== Segment start ==
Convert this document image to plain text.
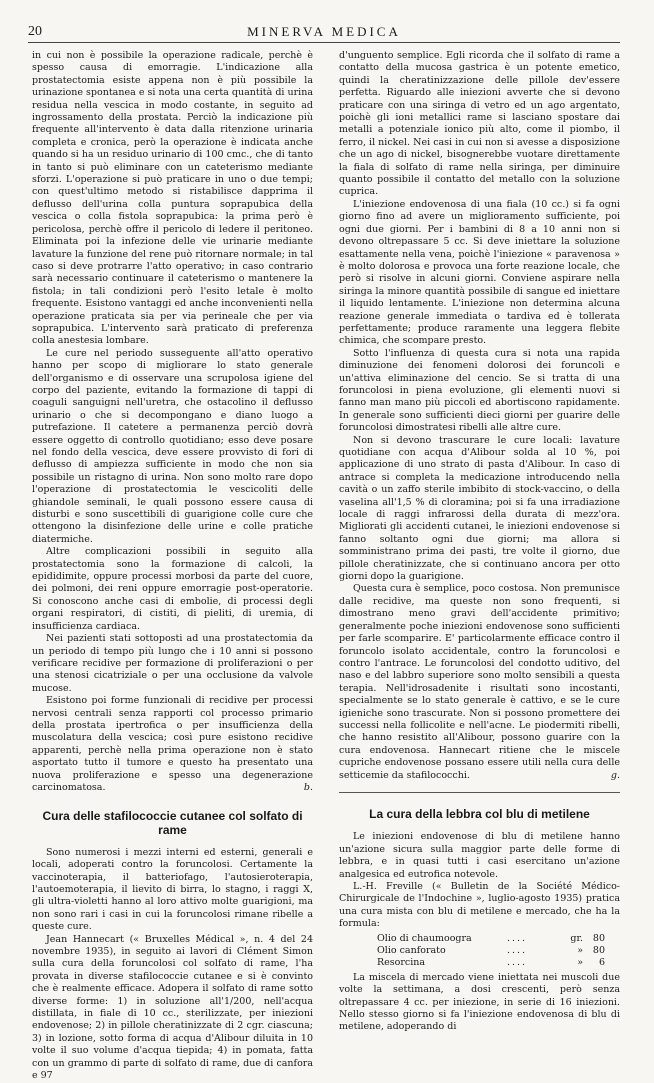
20	MINERVA MEDICA

in cui non è possibile la operazione radicale, perchè è spesso causa di emorragie. L'indicazione alla prostatectomia esiste appena non è più possibile la urinazione spontanea e si nota una certa quantità di urina residua nella vescica in modo costante, in seguito ad ingrossamento della prostata. Perciò la indicazione più frequente all'intervento è data dalla ritenzione urinaria completa e cronica, però la operazione è indicata anche quando si ha un residuo urinario di 100 cmc., che di tanto in tanto si può eliminare con un cateterismo mediante sforzi. L'operazione si può praticare in uno o due tempi; con quest'ultimo metodo si ristabilisce dapprima il deflusso dell'urina colla puntura soprapubica della vescica o colla fistola soprapubica: la prima però è pericolosa, perchè offre il pericolo di ledere il peritoneo. Eliminata poi la infezione delle vie urinarie mediante lavature la funzione del rene può ritornare normale; in tal caso si deve protrarre l'atto operativo; in caso contrario sarà necessario continuare il cateterismo o mantenere la fistola; in tali condizioni però l'esito letale è molto frequente. Esistono vantaggi ed anche inconvenienti nella operazione praticata sia per via perineale che per via soprapubica. L'intervento sarà praticato di preferenza colla anestesia lombare.

Le cure nel periodo susseguente all'atto operativo hanno per scopo di migliorare lo stato generale dell'organismo e di osservare una scrupolosa igiene del corpo del paziente, evitando la formazione di tappi di coaguli sanguigni nell'uretra, che ostacolino il deflusso urinario o che si decompongano e diano luogo a putrefazione. Il catetere a permanenza perciò dovrà essere oggetto di controllo quotidiano; esso deve posare nel fondo della vescica, deve essere provvisto di fori di deflusso di ampiezza sufficiente in modo che non sia possibile un ristagno di urina. Non sono molto rare dopo l'operazione di prostatectomia le vescicoliti delle ghiandole seminali, le quali possono essere causa di disturbi e sono suscettibili di guarigione colle cure che ottengono la disinfezione delle urine e colle pratiche diatermiche.

Altre complicazioni possibili in seguito alla prostatectomia sono la formazione di calcoli, la epididimite, oppure processi morbosi da parte del cuore, dei polmoni, dei reni oppure emorragie post-operatorie. Si conoscono anche casi di embolie, di processi degli organi respiratori, di cistiti, di pieliti, di uremia, di insufficienza cardiaca.

Nei pazienti stati sottoposti ad una prostatectomia da un periodo di tempo più lungo che i 10 anni si possono verificare recidive per formazione di proliferazioni o per una stenosi cicatriziale o per una occlusione da valvole mucose.

Esistono poi forme funzionali di recidive per processi nervosi centrali senza rapporti col processo primario della prostata ipertrofica o per insufficienza della muscolatura della vescica; così pure esistono recidive apparenti, perchè nella prima operazione non è stato asportato tutto il tumore e questo ha presentato una nuova proliferazione e spesso una degenerazione carcinomatosa.	b.
Cura delle stafilococcie cutanee col solfato di rame

Sono numerosi i mezzi interni ed esterni, generali e locali, adoperati contro la foruncolosi. Certamente la vaccinoterapia, il batteriofago, l'autosieroterapia, l'autoemoterapia, il lievito di birra, lo stagno, i raggi X, gli ultra-violetti hanno al loro attivo molte guarigioni, ma non sono rari i casi in cui la foruncolosi rimane ribelle a queste cure.

Jean Hannecart (« Bruxelles Médical », n. 4 del 24 novembre 1935), in seguito ai lavori di Clément Simon sulla cura della foruncolosi col solfato di rame, l'ha provata in diverse stafilococcie cutanee e si è convinto che è realmente efficace. Adopera il solfato di rame sotto diverse forme: 1) in soluzione all'1/200, nell'acqua distillata, in fiale di 10 cc., sterilizzate, per iniezioni endovenose; 2) in pillole cheratinizzate di 2 cgr. ciascuna; 3) in lozione, sotto forma di acqua d'Alibour diluita in 10 volte il suo volume d'acqua tiepida; 4) in pomata, fatta con un grammo di parte di solfato di rame, due di canfora e 97

d'unguento semplice. Egli ricorda che il solfato di rame a contatto della mucosa gastrica è un potente emetico, quindi la cheratinizzazione delle pillole dev'essere perfetta. Riguardo alle iniezioni avverte che si devono praticare con una siringa di vetro ed un ago argentato, poichè gli ioni metallici rame si lasciano spostare dai metalli a potenziale ionico più alto, come il piombo, il ferro, il nickel. Nei casi in cui non si avesse a disposizione che un ago di nickel, bisognerebbe vuotare direttamente la fiala di solfato di rame nella siringa, per diminuire quanto possibile il contatto del metallo con la soluzione cuprica.

L'iniezione endovenosa di una fiala (10 cc.) si fa ogni giorno fino ad avere un miglioramento sufficiente, poi ogni due giorni. Per i bambini di 8 a 10 anni non si devono oltrepassare 5 cc. Si deve iniettare la soluzione esattamente nella vena, poichè l'iniezione « paravenosa » è molto dolorosa e provoca una forte reazione locale, che però si risolve in alcuni giorni. Conviene aspirare nella siringa la minore quantità possibile di sangue ed iniettare il liquido lentamente. L'iniezione non determina alcuna reazione generale immediata o tardiva ed è tollerata perfettamente; produce raramente una leggera flebite chimica, che scompare presto.

Sotto l'influenza di questa cura si nota una rapida diminuzione dei fenomeni dolorosi dei foruncoli e un'attiva eliminazione del cencio. Se si tratta di una foruncolosi in piena evoluzione, gli elementi nuovi si fanno man mano più piccoli ed abortiscono rapidamente. In generale sono sufficienti dieci giorni per guarire delle foruncolosi dimostratesi ribelli alle altre cure.

Non si devono trascurare le cure locali: lavature quotidiane con acqua d'Alibour solda al 10 %, poi applicazione di uno strato di pasta d'Alibour. In caso di antrace si completa la medicazione introducendo nella cavità o un zaffo sterile imbibito di stock-vaccino, o della vaselina all'1,5 % di cloramina; poi si fa una irradiazione locale di raggi infrarossi della durata di mezz'ora. Migliorati gli accidenti cutanei, le iniezioni endovenose si fanno soltanto ogni due giorni; ma allora si somministrano prima dei pasti, tre volte il giorno, due pillole cheratinizzate, che si continuano ancora per otto giorni dopo la guarigione.

Questa cura è semplice, poco costosa. Non premunisce dalle recidive, ma queste non sono frequenti, si dimostrano meno gravi dell'accidente primitivo; generalmente poche iniezioni endovenose sono sufficienti per farle scomparire. E' particolarmente efficace contro il foruncolo isolato accidentale, contro la foruncolosi e contro l'antrace. Le foruncolosi del condotto uditivo, del naso e del labbro superiore sono molto sensibili a questa terapia. Nell'idrosadenite i risultati sono incostanti, specialmente se lo stato generale è cattivo, e se le cure igieniche sono trascurate. Non si possono promettere dei successi nella follicolite e nell'acne. Le piodermiti ribelli, che hanno resistito all'Alibour, possono guarire con la cura endovenosa. Hannecart ritiene che le miscele cupriche endovenose possano essere utili nella cura delle setticemie da stafilococchi.	g.
La cura della lebbra col blu di metilene

Le iniezioni endovenose di blu di metilene hanno un'azione sicura sulla maggior parte delle forme di lebbra, e in quasi tutti i casi esercitano un'azione analgesica ed eutrofica notevole.

L.-H. Freville (« Bulletin de la Société Médico-Chirurgicale de l'Indochine », luglio-agosto 1935) pratica una cura mista con blu di metilene e mercado, che ha la formula:

Olio di chaumoogra	....	gr.	80
Olio canforato	....	»	80
Resorcina	....	»	6

La miscela di mercado viene iniettata nei muscoli due volte la settimana, a dosi crescenti, però senza oltrepassare 4 cc. per iniezione, in serie di 16 iniezioni. Nello stesso giorno si fa l'iniezione endovenosa di blu di metilene, adoperando di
== Segment end ==
Task to complete>
Each record is to be restated word for word; no picture goes in.

Response to the task>
Convert this document image to plain text.
20	MINERVA MEDICA

in cui non è possibile la operazione radicale, perchè è spesso causa di emorragie. L'indicazione alla prostatectomia esiste appena non è più possibile la urinazione spontanea e si nota una certa quantità di urina residua nella vescica in modo costante, in seguito ad ingrossamento della prostata. Perciò la indicazione più frequente all'intervento è data dalla ritenzione urinaria completa e cronica, però la operazione è indicata anche quando si ha un residuo urinario di 100 cmc., che di tanto in tanto si può eliminare con un cateterismo mediante sforzi. L'operazione si può praticare in uno o due tempi; con quest'ultimo metodo si ristabilisce dapprima il deflusso dell'urina colla puntura soprapubica della vescica o colla fistola soprapubica: la prima però è pericolosa, perchè offre il pericolo di ledere il peritoneo. Eliminata poi la infezione delle vie urinarie mediante lavature la funzione del rene può ritornare normale; in tal caso si deve protrarre l'atto operativo; in caso contrario sarà necessario continuare il cateterismo o mantenere la fistola; in tali condizioni però l'esito letale è molto frequente. Esistono vantaggi ed anche inconvenienti nella operazione praticata sia per via perineale che per via soprapubica. L'intervento sarà praticato di preferenza colla anestesia lombare.

Le cure nel periodo susseguente all'atto operativo hanno per scopo di migliorare lo stato generale dell'organismo e di osservare una scrupolosa igiene del corpo del paziente, evitando la formazione di tappi di coaguli sanguigni nell'uretra, che ostacolino il deflusso urinario o che si decompongano e diano luogo a putrefazione. Il catetere a permanenza perciò dovrà essere oggetto di controllo quotidiano; esso deve posare nel fondo della vescica, deve essere provvisto di fori di deflusso di ampiezza sufficiente in modo che non sia possibile un ristagno di urina. Non sono molto rare dopo l'operazione di prostatectomia le vescicoliti delle ghiandole seminali, le quali possono essere causa di disturbi e sono suscettibili di guarigione colle cure che ottengono la disinfezione delle urine e colle pratiche diatermiche.

Altre complicazioni possibili in seguito alla prostatectomia sono la formazione di calcoli, la epididimite, oppure processi morbosi da parte del cuore, dei polmoni, dei reni oppure emorragie post-operatorie. Si conoscono anche casi di embolie, di processi degli organi respiratori, di cistiti, di pieliti, di uremia, di insufficienza cardiaca.

Nei pazienti stati sottoposti ad una prostatectomia da un periodo di tempo più lungo che i 10 anni si possono verificare recidive per formazione di proliferazioni o per una stenosi cicatriziale o per una occlusione da valvole mucose.

Esistono poi forme funzionali di recidive per processi nervosi centrali senza rapporti col processo primario della prostata ipertrofica o per insufficienza della muscolatura della vescica; così pure esistono recidive apparenti, perchè nella prima operazione non è stato asportato tutto il tumore e questo ha presentato una nuova proliferazione e spesso una degenerazione carcinomatosa.	b.
Cura delle stafilococcie cutanee col solfato di rame

Sono numerosi i mezzi interni ed esterni, generali e locali, adoperati contro la foruncolosi. Certamente la vaccinoterapia, il batteriofago, l'autosieroterapia, l'autoemoterapia, il lievito di birra, lo stagno, i raggi X, gli ultra-violetti hanno al loro attivo molte guarigioni, ma non sono rari i casi in cui la foruncolosi rimane ribelle a queste cure.

Jean Hannecart (« Bruxelles Médical », n. 4 del 24 novembre 1935), in seguito ai lavori di Clément Simon sulla cura della foruncolosi col solfato di rame, l'ha provata in diverse stafilococcie cutanee e si è convinto che è realmente efficace. Adopera il solfato di rame sotto diverse forme: 1) in soluzione all'1/200, nell'acqua distillata, in fiale di 10 cc., sterilizzate, per iniezioni endovenose; 2) in pillole cheratinizzate di 2 cgr. ciascuna; 3) in lozione, sotto forma di acqua d'Alibour diluita in 10 volte il suo volume d'acqua tiepida; 4) in pomata, fatta con un grammo di parte di solfato di rame, due di canfora e 97

d'unguento semplice. Egli ricorda che il solfato di rame a contatto della mucosa gastrica è un potente emetico, quindi la cheratinizzazione delle pillole dev'essere perfetta. Riguardo alle iniezioni avverte che si devono praticare con una siringa di vetro ed un ago argentato, poichè gli ioni metallici rame si lasciano spostare dai metalli a potenziale ionico più alto, come il piombo, il ferro, il nickel. Nei casi in cui non si avesse a disposizione che un ago di nickel, bisognerebbe vuotare direttamente la fiala di solfato di rame nella siringa, per diminuire quanto possibile il contatto del metallo con la soluzione cuprica.

L'iniezione endovenosa di una fiala (10 cc.) si fa ogni giorno fino ad avere un miglioramento sufficiente, poi ogni due giorni. Per i bambini di 8 a 10 anni non si devono oltrepassare 5 cc. Si deve iniettare la soluzione esattamente nella vena, poichè l'iniezione « paravenosa » è molto dolorosa e provoca una forte reazione locale, che però si risolve in alcuni giorni. Conviene aspirare nella siringa la minore quantità possibile di sangue ed iniettare il liquido lentamente. L'iniezione non determina alcuna reazione generale immediata o tardiva ed è tollerata perfettamente; produce raramente una leggera flebite chimica, che scompare presto.

Sotto l'influenza di questa cura si nota una rapida diminuzione dei fenomeni dolorosi dei foruncoli e un'attiva eliminazione del cencio. Se si tratta di una foruncolosi in piena evoluzione, gli elementi nuovi si fanno man mano più piccoli ed abortiscono rapidamente. In generale sono sufficienti dieci giorni per guarire delle foruncolosi dimostratesi ribelli alle altre cure.

Non si devono trascurare le cure locali: lavature quotidiane con acqua d'Alibour solda al 10 %, poi applicazione di uno strato di pasta d'Alibour. In caso di antrace si completa la medicazione introducendo nella cavità o un zaffo sterile imbibito di stock-vaccino, o della vaselina all'1,5 % di cloramina; poi si fa una irradiazione locale di raggi infrarossi della durata di mezz'ora. Migliorati gli accidenti cutanei, le iniezioni endovenose si fanno soltanto ogni due giorni; ma allora si somministrano prima dei pasti, tre volte il giorno, due pillole cheratinizzate, che si continuano ancora per otto giorni dopo la guarigione.

Questa cura è semplice, poco costosa. Non premunisce dalle recidive, ma queste non sono frequenti, si dimostrano meno gravi dell'accidente primitivo; generalmente poche iniezioni endovenose sono sufficienti per farle scomparire. E' particolarmente efficace contro il foruncolo isolato accidentale, contro la foruncolosi e contro l'antrace. Le foruncolosi del condotto uditivo, del naso e del labbro superiore sono molto sensibili a questa terapia. Nell'idrosadenite i risultati sono incostanti, specialmente se lo stato generale è cattivo, e se le cure igieniche sono trascurate. Non si possono promettere dei successi nella follicolite e nell'acne. Le piodermiti ribelli, che hanno resistito all'Alibour, possono guarire con la cura endovenosa. Hannecart ritiene che le miscele cupriche endovenose possano essere utili nella cura delle setticemie da stafilococchi.	g.
La cura della lebbra col blu di metilene

Le iniezioni endovenose di blu di metilene hanno un'azione sicura sulla maggior parte delle forme di lebbra, e in quasi tutti i casi esercitano un'azione analgesica ed eutrofica notevole.

L.-H. Freville (« Bulletin de la Société Médico-Chirurgicale de l'Indochine », luglio-agosto 1935) pratica una cura mista con blu di metilene e mercado, che ha la formula:

Olio di chaumoogra	....	gr.	80
Olio canforato	....	»	80
Resorcina	....	»	6

La miscela di mercado viene iniettata nei muscoli due volte la settimana, a dosi crescenti, però senza oltrepassare 4 cc. per iniezione, in serie di 16 iniezioni. Nello stesso giorno si fa l'iniezione endovenosa di blu di metilene, adoperando di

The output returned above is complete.